Excerpt from a dataset
******************************
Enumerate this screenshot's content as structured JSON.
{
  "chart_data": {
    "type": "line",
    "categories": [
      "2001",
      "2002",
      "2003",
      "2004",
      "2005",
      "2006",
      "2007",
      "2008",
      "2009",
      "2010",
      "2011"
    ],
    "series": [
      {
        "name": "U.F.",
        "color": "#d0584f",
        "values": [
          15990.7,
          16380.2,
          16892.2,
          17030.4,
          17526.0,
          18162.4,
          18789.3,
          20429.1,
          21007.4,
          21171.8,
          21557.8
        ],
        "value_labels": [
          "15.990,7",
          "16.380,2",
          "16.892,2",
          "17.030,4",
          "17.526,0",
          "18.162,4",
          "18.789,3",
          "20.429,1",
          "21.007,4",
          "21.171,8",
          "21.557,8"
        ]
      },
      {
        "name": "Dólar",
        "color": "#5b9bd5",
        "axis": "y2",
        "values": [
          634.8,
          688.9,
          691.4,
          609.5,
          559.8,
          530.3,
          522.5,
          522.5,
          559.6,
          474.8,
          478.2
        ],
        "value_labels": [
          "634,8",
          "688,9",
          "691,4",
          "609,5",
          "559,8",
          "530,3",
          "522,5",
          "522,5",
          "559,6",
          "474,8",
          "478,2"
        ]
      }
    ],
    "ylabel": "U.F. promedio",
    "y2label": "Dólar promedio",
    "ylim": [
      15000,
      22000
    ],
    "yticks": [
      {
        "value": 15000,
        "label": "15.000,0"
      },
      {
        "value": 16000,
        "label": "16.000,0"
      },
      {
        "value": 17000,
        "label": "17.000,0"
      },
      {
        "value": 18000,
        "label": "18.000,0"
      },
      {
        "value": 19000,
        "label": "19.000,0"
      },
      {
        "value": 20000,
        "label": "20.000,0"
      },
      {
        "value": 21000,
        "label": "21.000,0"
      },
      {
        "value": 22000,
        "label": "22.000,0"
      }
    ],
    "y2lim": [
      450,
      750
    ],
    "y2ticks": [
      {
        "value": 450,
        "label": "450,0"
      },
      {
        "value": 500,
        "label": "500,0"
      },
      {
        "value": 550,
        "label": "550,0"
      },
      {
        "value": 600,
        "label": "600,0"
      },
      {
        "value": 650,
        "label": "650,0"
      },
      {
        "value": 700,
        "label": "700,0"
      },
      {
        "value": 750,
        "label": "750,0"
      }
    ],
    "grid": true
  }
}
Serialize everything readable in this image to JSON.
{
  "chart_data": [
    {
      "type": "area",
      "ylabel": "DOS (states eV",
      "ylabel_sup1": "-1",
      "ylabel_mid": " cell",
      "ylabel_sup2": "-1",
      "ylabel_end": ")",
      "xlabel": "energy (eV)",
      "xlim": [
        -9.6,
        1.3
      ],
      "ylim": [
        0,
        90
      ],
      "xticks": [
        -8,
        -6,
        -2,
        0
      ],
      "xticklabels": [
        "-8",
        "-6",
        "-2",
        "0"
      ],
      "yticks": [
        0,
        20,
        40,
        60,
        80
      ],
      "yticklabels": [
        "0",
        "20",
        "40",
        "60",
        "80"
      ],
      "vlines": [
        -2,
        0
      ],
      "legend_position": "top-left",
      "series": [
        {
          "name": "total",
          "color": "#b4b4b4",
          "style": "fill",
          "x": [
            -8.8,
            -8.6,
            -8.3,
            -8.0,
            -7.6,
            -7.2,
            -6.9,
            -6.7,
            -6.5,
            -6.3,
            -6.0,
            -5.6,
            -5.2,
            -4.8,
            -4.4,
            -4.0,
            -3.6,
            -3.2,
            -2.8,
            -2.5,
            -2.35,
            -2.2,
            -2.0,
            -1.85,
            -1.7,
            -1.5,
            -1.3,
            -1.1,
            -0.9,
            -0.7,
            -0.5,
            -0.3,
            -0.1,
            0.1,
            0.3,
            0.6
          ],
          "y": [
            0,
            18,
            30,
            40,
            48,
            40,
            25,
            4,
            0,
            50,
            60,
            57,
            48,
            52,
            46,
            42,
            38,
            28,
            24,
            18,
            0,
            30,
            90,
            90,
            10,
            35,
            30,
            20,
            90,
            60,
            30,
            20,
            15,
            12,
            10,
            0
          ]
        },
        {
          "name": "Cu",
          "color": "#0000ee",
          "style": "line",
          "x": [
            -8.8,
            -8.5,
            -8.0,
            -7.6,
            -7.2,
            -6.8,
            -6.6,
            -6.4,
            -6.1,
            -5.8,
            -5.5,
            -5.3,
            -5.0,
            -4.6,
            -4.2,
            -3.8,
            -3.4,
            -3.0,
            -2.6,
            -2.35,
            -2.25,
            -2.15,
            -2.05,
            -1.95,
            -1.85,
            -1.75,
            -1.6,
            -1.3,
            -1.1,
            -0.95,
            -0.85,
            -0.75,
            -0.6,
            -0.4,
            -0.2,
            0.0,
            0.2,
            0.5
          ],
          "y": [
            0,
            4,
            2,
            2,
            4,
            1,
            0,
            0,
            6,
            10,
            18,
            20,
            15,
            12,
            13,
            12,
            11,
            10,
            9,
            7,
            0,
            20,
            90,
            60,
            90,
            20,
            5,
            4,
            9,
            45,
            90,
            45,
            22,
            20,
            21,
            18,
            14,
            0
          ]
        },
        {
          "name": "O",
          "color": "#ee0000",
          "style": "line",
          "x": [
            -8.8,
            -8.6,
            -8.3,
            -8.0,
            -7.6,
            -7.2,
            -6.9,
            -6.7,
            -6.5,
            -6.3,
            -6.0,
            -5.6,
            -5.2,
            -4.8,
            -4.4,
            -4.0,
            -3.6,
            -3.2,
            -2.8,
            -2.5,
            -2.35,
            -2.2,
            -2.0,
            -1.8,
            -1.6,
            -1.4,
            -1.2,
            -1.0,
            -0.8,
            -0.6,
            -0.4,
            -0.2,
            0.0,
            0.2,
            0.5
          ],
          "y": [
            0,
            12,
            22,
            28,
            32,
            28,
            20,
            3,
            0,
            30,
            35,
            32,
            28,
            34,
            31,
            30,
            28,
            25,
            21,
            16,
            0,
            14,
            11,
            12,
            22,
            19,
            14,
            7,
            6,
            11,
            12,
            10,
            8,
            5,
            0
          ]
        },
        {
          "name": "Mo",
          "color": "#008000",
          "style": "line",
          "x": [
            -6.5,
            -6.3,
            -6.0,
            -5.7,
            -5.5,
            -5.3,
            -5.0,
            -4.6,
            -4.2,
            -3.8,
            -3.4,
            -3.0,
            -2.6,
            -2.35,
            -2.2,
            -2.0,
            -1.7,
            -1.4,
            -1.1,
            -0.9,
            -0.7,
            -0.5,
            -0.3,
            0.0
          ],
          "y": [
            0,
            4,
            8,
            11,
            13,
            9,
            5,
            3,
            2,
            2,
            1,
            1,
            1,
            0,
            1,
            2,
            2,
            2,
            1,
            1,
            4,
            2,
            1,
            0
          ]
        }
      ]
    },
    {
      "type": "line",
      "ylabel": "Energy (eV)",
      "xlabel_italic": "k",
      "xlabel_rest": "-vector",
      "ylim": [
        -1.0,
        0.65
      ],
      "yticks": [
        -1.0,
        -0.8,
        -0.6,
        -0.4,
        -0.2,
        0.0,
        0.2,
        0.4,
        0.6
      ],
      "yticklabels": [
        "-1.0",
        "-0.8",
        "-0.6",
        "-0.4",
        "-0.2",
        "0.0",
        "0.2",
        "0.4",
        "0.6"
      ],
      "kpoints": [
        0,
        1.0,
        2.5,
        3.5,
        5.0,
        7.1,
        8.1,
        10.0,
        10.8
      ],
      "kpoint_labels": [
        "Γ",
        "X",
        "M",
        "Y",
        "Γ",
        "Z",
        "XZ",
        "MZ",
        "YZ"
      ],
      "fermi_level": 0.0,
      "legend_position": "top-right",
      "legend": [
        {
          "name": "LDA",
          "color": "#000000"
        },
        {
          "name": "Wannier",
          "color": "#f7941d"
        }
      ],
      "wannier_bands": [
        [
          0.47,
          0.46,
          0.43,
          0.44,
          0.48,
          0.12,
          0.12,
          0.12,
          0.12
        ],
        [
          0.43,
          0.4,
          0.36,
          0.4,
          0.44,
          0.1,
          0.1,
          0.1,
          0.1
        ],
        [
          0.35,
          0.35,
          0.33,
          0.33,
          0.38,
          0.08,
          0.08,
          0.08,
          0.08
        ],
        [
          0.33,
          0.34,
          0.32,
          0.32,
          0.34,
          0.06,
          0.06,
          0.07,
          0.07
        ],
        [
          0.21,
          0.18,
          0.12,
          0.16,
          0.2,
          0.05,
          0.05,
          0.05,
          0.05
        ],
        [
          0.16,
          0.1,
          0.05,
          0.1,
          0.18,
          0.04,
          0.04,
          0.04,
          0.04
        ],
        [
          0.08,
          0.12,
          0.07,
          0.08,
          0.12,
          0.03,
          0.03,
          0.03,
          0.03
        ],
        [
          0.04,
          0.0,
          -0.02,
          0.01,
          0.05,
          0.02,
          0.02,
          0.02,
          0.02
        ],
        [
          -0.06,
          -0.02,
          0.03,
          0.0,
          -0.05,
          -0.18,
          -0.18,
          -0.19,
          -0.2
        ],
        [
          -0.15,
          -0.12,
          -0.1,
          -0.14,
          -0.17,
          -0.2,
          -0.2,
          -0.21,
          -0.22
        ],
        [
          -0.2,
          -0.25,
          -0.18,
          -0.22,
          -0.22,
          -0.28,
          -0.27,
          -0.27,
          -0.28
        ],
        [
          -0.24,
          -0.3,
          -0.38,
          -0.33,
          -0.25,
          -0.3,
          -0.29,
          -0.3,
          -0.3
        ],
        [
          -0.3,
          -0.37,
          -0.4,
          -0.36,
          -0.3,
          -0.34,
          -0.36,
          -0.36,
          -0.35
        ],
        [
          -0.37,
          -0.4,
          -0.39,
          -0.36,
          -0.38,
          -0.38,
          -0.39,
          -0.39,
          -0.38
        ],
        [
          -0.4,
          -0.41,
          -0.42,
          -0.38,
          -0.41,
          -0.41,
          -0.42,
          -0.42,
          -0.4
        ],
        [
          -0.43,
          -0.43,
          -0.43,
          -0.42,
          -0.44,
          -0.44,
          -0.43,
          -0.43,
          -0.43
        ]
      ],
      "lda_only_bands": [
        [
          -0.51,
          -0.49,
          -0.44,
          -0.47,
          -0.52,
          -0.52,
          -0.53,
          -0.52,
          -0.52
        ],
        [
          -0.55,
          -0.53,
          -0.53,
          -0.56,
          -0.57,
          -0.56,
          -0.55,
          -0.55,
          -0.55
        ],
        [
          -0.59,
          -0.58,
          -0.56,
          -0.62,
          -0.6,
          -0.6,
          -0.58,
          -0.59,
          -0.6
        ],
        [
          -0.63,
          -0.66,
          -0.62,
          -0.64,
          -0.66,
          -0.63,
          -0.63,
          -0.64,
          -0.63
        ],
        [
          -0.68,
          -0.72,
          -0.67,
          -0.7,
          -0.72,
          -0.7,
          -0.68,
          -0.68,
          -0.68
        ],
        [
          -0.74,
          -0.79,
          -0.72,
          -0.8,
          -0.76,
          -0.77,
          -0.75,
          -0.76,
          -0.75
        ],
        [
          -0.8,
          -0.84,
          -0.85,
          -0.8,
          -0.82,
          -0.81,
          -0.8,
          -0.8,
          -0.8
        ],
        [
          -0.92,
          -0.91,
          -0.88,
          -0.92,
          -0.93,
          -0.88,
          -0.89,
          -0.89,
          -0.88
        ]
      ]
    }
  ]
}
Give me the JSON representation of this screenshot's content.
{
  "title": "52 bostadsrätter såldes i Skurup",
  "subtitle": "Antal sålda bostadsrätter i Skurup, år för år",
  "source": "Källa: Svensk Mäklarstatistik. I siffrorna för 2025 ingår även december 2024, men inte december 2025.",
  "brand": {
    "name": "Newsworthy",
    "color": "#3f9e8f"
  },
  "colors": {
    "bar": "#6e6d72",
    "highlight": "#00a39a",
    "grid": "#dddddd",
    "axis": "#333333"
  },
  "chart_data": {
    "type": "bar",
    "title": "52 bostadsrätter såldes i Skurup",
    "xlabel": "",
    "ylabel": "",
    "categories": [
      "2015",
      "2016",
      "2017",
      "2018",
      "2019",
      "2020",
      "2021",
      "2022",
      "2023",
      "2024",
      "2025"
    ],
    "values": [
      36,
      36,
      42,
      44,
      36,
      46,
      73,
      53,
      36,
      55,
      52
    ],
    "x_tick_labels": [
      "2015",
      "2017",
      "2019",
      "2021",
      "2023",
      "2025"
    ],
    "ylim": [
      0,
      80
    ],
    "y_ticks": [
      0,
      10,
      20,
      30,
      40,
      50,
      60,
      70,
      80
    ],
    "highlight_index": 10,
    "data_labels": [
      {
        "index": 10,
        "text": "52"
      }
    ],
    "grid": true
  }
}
******************************
◆ TASK DETAILS
Find the lines with the string "Skurup" and reproduce them.

◆ COMPLETE ANSWER
  "title": "52 bostadsrätter såldes i Skurup",
  "subtitle": "Antal sålda bostadsrätter i Skurup, år för år",
    "title": "52 bostadsrätter såldes i Skurup",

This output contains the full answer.